** Start of Data extract **

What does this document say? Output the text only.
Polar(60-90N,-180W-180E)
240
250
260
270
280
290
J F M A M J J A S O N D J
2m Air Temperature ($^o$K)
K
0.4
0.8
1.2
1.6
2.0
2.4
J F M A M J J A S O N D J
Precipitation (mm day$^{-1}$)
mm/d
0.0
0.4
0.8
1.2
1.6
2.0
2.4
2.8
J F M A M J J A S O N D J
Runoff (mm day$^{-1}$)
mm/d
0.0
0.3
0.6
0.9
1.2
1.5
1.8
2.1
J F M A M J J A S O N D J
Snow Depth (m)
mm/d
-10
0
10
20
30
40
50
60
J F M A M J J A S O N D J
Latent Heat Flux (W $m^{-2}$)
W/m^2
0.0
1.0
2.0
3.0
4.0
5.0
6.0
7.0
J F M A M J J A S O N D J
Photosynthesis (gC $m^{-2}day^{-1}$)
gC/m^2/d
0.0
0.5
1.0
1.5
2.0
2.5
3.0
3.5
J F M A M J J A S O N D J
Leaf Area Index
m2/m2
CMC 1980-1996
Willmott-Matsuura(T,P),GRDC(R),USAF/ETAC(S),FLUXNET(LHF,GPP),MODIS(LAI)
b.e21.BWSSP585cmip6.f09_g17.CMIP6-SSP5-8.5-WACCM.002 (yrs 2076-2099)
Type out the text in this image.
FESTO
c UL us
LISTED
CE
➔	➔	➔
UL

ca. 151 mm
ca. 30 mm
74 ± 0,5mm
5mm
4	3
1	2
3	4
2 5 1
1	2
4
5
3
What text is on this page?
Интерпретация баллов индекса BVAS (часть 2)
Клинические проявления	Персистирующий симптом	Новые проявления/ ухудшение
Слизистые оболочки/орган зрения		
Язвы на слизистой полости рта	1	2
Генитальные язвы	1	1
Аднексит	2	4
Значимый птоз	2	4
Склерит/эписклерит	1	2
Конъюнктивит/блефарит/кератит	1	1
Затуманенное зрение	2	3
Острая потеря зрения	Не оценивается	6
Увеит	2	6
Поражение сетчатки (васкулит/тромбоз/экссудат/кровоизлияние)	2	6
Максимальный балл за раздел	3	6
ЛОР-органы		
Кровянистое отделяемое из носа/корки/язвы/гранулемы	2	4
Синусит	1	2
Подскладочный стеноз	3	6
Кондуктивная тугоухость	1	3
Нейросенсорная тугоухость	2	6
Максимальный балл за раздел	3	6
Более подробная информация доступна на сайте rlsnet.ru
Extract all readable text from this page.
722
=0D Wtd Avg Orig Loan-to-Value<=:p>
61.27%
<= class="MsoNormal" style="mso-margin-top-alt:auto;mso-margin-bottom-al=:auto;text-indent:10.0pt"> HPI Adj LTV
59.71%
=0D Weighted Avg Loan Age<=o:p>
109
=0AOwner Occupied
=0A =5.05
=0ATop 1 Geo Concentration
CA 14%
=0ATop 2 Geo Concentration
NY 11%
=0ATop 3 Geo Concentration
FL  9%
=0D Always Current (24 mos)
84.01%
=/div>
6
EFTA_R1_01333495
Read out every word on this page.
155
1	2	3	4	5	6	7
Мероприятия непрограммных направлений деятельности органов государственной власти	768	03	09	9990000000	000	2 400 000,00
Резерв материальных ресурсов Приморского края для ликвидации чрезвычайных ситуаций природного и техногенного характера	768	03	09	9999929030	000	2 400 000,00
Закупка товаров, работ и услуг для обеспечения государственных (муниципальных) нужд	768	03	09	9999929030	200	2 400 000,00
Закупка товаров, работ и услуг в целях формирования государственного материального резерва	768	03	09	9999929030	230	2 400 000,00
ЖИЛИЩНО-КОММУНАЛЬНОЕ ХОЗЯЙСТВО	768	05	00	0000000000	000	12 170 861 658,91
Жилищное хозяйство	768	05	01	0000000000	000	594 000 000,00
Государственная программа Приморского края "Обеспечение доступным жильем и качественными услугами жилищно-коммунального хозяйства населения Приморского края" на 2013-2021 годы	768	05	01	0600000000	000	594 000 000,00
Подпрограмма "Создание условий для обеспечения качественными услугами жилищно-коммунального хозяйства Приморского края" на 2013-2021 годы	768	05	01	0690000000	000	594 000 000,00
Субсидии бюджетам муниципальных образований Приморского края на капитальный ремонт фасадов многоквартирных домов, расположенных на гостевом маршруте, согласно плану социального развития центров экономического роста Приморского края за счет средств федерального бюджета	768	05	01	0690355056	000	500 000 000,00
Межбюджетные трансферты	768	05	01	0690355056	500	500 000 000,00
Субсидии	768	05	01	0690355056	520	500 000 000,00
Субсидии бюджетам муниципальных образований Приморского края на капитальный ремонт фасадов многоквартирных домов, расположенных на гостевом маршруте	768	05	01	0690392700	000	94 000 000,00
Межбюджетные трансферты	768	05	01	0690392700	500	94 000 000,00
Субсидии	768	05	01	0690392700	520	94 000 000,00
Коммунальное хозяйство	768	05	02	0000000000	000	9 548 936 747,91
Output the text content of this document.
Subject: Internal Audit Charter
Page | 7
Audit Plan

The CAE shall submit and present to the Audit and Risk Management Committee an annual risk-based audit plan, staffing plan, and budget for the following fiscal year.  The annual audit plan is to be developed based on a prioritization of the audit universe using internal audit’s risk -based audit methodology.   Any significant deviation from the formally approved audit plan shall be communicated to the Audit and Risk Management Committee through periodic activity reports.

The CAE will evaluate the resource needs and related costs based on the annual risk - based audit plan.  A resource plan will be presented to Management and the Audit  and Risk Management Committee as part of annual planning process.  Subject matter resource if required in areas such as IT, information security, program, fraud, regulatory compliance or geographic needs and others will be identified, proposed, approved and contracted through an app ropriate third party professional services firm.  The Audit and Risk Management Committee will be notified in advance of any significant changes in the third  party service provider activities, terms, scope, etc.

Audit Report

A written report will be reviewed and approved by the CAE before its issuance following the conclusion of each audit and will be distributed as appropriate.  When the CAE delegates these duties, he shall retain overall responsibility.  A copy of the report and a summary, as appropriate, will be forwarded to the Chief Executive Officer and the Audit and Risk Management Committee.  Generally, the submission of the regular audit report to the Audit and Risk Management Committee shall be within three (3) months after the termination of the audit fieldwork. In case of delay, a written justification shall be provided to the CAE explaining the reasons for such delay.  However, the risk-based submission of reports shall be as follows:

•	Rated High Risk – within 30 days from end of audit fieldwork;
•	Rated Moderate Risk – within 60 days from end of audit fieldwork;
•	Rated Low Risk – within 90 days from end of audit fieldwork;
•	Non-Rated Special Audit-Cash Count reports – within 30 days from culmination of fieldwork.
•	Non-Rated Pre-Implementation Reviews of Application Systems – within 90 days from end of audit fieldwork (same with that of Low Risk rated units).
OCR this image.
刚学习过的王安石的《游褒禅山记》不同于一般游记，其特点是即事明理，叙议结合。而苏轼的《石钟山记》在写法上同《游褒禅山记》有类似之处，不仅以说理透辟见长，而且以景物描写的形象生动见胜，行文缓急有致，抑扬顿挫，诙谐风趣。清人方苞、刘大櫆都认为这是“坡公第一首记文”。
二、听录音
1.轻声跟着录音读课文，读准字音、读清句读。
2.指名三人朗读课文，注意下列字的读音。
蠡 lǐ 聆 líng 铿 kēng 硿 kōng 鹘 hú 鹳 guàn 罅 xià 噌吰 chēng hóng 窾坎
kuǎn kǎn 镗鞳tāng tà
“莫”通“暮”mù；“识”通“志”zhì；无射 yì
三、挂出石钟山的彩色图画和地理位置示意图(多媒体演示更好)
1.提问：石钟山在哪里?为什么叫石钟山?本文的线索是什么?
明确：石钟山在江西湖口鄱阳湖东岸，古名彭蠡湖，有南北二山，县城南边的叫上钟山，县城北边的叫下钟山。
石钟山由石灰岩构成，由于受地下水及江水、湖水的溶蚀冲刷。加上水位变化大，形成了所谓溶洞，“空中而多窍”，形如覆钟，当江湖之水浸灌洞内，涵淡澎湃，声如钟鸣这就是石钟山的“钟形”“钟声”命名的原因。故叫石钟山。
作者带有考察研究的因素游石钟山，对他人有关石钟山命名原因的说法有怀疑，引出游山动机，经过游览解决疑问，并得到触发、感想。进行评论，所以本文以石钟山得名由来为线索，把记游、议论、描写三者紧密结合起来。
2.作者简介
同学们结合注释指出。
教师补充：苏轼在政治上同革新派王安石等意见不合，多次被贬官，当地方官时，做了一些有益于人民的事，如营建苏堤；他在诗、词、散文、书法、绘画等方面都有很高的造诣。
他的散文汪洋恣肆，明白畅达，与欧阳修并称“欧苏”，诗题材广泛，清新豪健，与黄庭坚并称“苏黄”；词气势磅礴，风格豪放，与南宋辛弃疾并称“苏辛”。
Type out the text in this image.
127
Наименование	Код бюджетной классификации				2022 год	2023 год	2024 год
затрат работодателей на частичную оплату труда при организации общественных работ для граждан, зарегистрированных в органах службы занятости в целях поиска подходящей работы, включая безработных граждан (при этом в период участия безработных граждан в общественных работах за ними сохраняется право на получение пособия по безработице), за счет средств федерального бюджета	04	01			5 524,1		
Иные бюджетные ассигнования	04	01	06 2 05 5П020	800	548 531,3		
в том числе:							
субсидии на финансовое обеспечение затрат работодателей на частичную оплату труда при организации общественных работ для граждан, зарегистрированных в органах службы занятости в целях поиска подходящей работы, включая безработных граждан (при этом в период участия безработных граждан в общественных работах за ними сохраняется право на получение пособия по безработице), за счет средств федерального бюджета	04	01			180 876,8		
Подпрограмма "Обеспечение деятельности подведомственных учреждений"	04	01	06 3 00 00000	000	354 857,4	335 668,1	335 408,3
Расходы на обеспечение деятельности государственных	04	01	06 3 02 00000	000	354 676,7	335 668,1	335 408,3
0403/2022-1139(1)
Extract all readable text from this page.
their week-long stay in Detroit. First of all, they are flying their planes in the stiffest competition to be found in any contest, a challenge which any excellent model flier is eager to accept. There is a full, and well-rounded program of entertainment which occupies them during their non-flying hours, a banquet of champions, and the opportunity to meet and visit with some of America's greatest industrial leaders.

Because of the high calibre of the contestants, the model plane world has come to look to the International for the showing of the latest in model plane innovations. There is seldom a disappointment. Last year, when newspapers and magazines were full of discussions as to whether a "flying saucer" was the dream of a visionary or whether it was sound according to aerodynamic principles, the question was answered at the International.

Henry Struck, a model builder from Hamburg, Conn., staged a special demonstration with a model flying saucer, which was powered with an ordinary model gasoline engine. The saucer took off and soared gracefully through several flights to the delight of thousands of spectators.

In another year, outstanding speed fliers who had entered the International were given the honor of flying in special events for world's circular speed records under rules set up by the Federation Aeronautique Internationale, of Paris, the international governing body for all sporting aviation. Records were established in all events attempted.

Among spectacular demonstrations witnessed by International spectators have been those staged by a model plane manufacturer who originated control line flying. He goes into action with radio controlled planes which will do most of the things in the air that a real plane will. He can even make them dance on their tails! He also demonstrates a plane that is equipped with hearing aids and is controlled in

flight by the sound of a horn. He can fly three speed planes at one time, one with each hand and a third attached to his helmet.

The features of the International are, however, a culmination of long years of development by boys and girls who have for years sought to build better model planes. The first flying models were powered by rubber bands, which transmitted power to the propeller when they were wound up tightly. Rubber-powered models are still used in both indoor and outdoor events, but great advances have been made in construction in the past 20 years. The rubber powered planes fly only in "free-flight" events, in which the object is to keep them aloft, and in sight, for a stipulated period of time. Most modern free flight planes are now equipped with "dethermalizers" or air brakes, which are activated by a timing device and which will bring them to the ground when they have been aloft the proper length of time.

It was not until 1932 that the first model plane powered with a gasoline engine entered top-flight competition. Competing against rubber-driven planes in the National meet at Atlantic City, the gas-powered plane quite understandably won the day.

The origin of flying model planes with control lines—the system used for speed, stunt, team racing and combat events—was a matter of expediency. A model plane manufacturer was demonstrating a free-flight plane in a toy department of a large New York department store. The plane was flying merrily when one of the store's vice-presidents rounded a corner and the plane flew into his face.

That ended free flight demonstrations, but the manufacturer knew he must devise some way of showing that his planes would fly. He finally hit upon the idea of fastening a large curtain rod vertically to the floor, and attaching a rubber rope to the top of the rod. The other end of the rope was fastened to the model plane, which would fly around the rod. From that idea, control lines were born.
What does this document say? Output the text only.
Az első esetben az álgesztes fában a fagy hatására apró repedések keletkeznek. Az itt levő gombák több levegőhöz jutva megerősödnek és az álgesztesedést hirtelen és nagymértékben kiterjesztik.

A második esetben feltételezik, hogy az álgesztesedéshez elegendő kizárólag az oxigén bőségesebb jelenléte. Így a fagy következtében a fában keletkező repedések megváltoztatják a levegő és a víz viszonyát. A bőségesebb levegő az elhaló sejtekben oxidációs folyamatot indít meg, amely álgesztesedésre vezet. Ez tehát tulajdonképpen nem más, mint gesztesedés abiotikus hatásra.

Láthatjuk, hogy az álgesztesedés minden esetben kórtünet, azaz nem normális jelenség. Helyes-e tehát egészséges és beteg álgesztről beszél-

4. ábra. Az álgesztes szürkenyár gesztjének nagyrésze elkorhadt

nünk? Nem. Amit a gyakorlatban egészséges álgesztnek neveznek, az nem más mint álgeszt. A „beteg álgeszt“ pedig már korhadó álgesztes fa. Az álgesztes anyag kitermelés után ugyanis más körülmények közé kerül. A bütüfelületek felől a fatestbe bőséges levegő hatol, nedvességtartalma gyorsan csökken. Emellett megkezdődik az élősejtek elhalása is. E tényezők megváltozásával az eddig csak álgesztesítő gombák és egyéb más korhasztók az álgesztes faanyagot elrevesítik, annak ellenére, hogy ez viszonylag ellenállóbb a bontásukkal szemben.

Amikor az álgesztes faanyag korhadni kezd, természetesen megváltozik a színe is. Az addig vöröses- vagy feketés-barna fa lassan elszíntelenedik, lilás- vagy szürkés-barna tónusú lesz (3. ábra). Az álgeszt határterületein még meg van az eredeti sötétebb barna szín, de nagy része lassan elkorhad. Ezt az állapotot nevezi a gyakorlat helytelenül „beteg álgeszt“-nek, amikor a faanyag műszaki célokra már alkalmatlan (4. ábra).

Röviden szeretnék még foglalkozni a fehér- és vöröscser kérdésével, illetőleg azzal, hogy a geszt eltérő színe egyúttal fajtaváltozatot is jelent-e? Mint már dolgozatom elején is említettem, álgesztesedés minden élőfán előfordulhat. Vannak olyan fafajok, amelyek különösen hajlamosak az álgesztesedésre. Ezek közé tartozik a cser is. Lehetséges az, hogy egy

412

** End of Data extract **

In the records above, locate every line with the string "края" and copy it.

Резерв материальных ресурсов Приморского края для ликвидации чрезвычайных ситуаций природного и техногенного характера	768	03	09	9999929030	000	2 400 000,00
Государственная программа Приморского края "Обеспечение доступным жильем и качественными услугами жилищно-коммунального хозяйства населения Приморского края" на 2013-2021 годы	768	05	01	0600000000	000	594 000 000,00
Подпрограмма "Создание условий для обеспечения качественными услугами жилищно-коммунального хозяйства Приморского края" на 2013-2021 годы	768	05	01	0690000000	000	594 000 000,00
Субсидии бюджетам муниципальных образований Приморского края на капитальный ремонт фасадов многоквартирных домов, расположенных на гостевом маршруте, согласно плану социального развития центров экономического роста Приморского края за счет средств федерального бюджета	768	05	01	0690355056	000	500 000 000,00
Субсидии бюджетам муниципальных образований Приморского края на капитальный ремонт фасадов многоквартирных домов, расположенных на гостевом маршруте	768	05	01	0690392700	000	94 000 000,00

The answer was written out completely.